Exercise: Say how many lines in the data below contain the word "description", and give no other text.

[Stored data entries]
--- begin ---

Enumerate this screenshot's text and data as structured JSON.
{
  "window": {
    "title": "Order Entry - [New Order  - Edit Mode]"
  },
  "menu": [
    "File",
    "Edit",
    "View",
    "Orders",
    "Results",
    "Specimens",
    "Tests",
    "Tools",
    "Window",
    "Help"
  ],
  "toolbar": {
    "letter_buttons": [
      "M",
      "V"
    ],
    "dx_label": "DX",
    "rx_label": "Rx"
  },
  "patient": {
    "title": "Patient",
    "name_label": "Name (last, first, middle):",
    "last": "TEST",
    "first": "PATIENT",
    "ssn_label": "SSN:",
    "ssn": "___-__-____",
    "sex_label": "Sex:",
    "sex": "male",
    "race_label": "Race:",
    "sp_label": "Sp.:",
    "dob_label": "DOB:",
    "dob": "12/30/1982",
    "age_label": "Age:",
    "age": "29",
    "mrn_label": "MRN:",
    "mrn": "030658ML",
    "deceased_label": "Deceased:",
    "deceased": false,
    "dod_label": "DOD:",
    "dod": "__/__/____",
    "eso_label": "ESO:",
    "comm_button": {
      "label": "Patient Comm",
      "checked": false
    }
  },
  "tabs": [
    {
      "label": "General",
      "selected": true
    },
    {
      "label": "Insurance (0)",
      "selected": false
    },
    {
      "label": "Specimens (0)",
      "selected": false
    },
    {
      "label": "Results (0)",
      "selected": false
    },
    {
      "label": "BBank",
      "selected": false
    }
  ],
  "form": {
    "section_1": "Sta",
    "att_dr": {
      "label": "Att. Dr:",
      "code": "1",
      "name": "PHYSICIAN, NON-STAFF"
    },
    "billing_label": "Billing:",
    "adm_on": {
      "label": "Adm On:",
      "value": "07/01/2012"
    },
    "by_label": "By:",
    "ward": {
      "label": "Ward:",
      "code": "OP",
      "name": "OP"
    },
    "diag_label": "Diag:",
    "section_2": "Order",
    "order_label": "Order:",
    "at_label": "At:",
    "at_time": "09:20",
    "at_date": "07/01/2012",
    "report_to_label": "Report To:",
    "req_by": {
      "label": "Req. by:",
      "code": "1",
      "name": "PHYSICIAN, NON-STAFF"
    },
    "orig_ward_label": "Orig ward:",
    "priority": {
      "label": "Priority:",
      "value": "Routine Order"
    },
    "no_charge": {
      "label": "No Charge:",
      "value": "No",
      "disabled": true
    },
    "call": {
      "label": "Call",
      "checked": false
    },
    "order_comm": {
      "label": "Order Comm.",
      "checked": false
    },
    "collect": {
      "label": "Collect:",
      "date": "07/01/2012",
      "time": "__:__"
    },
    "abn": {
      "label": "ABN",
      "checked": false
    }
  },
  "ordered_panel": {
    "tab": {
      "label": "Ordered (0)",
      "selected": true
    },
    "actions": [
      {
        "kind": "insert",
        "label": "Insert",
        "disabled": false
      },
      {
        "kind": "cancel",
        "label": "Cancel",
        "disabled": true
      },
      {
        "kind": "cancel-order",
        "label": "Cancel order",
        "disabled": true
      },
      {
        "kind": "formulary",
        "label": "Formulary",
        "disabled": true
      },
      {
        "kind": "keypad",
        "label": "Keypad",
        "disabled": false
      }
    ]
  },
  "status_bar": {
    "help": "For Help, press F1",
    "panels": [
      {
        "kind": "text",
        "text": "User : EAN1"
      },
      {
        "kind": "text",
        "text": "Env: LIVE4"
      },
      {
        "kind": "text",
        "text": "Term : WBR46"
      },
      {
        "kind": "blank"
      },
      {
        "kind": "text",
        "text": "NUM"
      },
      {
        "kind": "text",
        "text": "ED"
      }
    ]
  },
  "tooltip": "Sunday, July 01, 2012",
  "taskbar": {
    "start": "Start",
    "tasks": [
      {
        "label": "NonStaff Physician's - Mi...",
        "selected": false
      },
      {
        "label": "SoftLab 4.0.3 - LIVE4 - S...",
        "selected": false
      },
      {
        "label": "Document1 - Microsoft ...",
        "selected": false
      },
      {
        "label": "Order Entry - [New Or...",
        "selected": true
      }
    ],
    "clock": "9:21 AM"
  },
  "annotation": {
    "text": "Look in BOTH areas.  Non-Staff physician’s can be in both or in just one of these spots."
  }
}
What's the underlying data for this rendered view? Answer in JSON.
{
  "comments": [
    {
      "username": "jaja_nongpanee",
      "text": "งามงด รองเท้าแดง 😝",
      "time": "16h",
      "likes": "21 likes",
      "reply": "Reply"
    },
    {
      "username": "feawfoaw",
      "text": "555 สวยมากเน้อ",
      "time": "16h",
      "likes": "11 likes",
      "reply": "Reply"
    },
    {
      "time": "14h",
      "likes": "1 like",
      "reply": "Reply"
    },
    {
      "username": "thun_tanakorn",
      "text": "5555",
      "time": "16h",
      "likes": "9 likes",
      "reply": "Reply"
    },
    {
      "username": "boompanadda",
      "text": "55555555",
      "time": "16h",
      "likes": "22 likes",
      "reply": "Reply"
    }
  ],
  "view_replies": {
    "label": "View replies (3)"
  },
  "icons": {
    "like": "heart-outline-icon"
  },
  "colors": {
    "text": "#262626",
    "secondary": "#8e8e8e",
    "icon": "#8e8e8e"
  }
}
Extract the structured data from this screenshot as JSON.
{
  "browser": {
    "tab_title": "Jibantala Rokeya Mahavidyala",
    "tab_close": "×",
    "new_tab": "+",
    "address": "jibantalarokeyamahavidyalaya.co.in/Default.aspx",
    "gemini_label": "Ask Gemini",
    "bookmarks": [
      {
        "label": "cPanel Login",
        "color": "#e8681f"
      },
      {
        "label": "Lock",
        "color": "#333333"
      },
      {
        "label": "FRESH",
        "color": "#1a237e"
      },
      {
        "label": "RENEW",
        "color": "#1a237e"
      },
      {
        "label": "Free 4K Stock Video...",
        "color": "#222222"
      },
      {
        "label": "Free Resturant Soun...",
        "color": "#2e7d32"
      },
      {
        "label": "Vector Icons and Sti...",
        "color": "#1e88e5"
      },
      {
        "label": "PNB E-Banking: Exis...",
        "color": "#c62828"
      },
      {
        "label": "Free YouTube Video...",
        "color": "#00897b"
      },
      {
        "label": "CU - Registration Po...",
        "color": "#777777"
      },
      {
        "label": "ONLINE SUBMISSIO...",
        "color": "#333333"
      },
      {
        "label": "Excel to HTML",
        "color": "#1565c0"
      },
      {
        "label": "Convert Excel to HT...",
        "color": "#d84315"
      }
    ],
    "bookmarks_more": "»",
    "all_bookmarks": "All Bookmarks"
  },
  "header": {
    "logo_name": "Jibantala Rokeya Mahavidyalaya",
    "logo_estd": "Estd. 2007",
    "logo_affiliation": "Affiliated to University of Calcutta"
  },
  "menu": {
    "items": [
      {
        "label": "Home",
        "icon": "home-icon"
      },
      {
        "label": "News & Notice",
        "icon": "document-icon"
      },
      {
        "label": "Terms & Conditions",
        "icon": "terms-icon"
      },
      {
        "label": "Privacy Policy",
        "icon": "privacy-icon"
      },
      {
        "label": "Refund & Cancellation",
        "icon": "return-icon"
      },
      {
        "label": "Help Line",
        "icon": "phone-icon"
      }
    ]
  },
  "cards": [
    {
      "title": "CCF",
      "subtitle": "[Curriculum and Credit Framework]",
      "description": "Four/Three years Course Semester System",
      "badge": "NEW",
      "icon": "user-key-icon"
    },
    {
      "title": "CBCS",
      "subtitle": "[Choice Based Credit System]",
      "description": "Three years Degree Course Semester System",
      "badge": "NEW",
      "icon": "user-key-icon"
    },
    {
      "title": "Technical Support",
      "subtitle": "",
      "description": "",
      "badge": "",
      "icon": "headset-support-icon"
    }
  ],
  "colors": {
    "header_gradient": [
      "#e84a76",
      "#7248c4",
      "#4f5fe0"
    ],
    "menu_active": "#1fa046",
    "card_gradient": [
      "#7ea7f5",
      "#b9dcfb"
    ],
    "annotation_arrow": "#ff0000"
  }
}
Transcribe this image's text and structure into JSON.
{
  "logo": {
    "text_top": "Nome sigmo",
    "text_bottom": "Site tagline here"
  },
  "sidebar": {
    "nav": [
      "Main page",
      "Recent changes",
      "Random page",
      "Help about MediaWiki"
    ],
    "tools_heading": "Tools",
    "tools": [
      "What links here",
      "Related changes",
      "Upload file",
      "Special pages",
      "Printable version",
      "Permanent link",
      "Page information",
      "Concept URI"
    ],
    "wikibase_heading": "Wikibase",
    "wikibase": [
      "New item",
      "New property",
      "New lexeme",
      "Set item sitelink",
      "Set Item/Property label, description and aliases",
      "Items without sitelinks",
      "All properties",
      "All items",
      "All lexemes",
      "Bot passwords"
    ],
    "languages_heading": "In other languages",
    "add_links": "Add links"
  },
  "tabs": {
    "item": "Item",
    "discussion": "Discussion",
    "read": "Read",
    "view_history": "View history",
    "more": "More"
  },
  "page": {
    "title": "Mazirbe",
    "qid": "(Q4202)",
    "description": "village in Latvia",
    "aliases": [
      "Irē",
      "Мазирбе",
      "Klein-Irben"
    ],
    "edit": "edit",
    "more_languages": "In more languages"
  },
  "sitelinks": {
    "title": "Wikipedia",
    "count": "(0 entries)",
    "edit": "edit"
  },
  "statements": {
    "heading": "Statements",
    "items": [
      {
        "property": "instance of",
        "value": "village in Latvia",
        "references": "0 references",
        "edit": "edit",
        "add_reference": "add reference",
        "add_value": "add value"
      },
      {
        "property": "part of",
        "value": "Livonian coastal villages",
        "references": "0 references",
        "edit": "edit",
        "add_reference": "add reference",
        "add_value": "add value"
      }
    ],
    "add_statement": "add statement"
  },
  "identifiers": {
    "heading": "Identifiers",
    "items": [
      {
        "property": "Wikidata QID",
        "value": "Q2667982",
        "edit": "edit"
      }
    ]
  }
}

--- end ---

Solution to the problem: 5